== EXERCISE ==
Write out the passage of the Roth-versus-traditional text below word for word, starting with "- I am in a" and going on through "very high one)".

== TEXT ==
Here's a self-description of someone who should probably go Roth:

- I am in a very low tax bracket
- I qualify for tax deductions/credits that I won't qualify for in retirement (like child tax credit, mortgage interest deduction, etc.)
- I expect to have lots of taxable retirement income, such as social security, pension, annuities, and traditional IRA/401k distributions
- I max out all my tax-advantaged contributions and
*still*save additional money for retirement in a fully-taxed account - I think that tax rates will be higher in the future
- I expect to need some of my retirement savings before age 65
- I currently work in a state with low income tax, and/or I will retire to a state with high income tax

Here's a self-description of someone who should probably go Traditional:

- I am currently in the highest tax bracket (or a very high one)
- I don't expect much retirement income besides IRA/401k distributions
- I expect tax rates to be lower in the future
- I will qualify for tax breaks in retirement that I don't qualify for now (e.g., my current high income phases me out of them)
- I work in a state with high state income tax, and/or I'll probably retire to a state with lower income tax

No single item is definitive. Read the information on Wikipedia and in what I consider to be the definitive r/PF post on the topic. There was another recent post that covered similar concepts here.

And remember,

- the closer you are to retirement,
- the less you save for retirement,
- the lower your tax bracket (both now and in retirement),

the less it matters which you choose.

FYI, employer contributions to a 401k are traditional, no matter what your contributions are.

For a plot and some Matlab code to compare Roth/Traditional/401k/IRA/matched/unmatched/taxable options, go here.

## Some analysis of the "Roth lets you save more" argument

**tl;dr**: Roth lets you save more in tax-advantaged accounts, but that rarely (never?) affects whether Roth is right for you.

Howdy r/PF. Until RedRedditRabbit's post a few months ago my generic advice to everyone was to go Roth unless they were in a very high tax bracket one year. That post convinced me that for many people (especially single professionals, couples with two mid/high incomes, and people who expect little or no pension or social security income) traditional is actually better. One caveat I add to my current recommendation, however, is that if you are maxing out all tax-advantaged savings, Roth lets you save more, since it has the same dollar limits, but uses after-tax dollars.

Lately I've been thinking about whether that's actually true, and my conclusion is that under a few reasonable assumptions to simplify the analysis, it's NOT true. I am by no means a mathmatician, though, so I'd love it if you double-checked my analysis, and my assertion that the asusmptions are reasonable. Plus at least one person has indicated they're interested in this sort of analysis.

== SUPPLIED INFORMATION ==
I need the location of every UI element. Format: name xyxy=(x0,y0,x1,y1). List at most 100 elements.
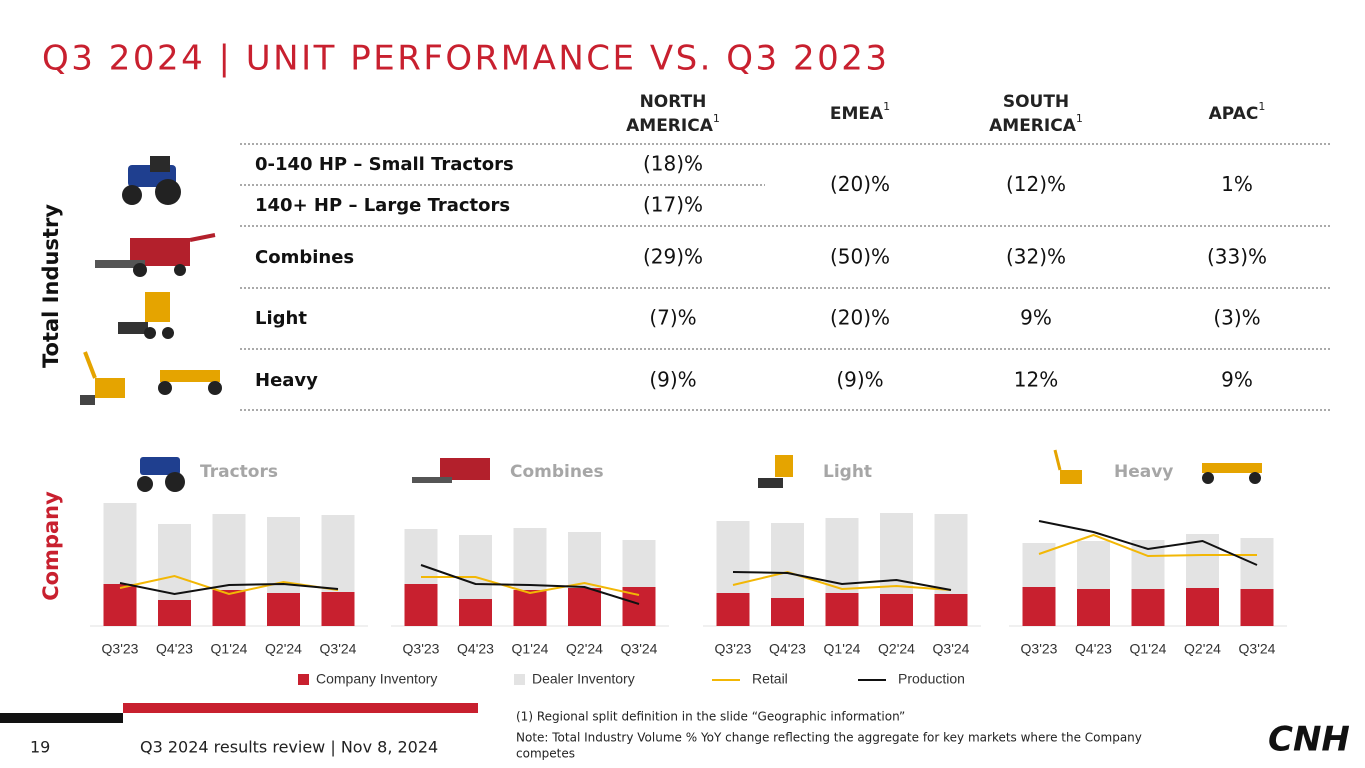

== EXERCISE SOLUTION ==
- I am in a very low tax bracket
- I qualify for tax deductions/credits that I won't qualify for in retirement (like child tax credit, mortgage interest deduction, etc.)
- I expect to have lots of taxable retirement income, such as social security, pension, annuities, and traditional IRA/401k distributions
- I max out all my tax-advantaged contributions and
*still*save additional money for retirement in a fully-taxed account - I think that tax rates will be higher in the future
- I expect to need some of my retirement savings before age 65
- I currently work in a state with low income tax, and/or I will retire to a state with high income tax

Here's a self-description of someone who should probably go Traditional:

- I am currently in the highest tax bracket (or a very high one)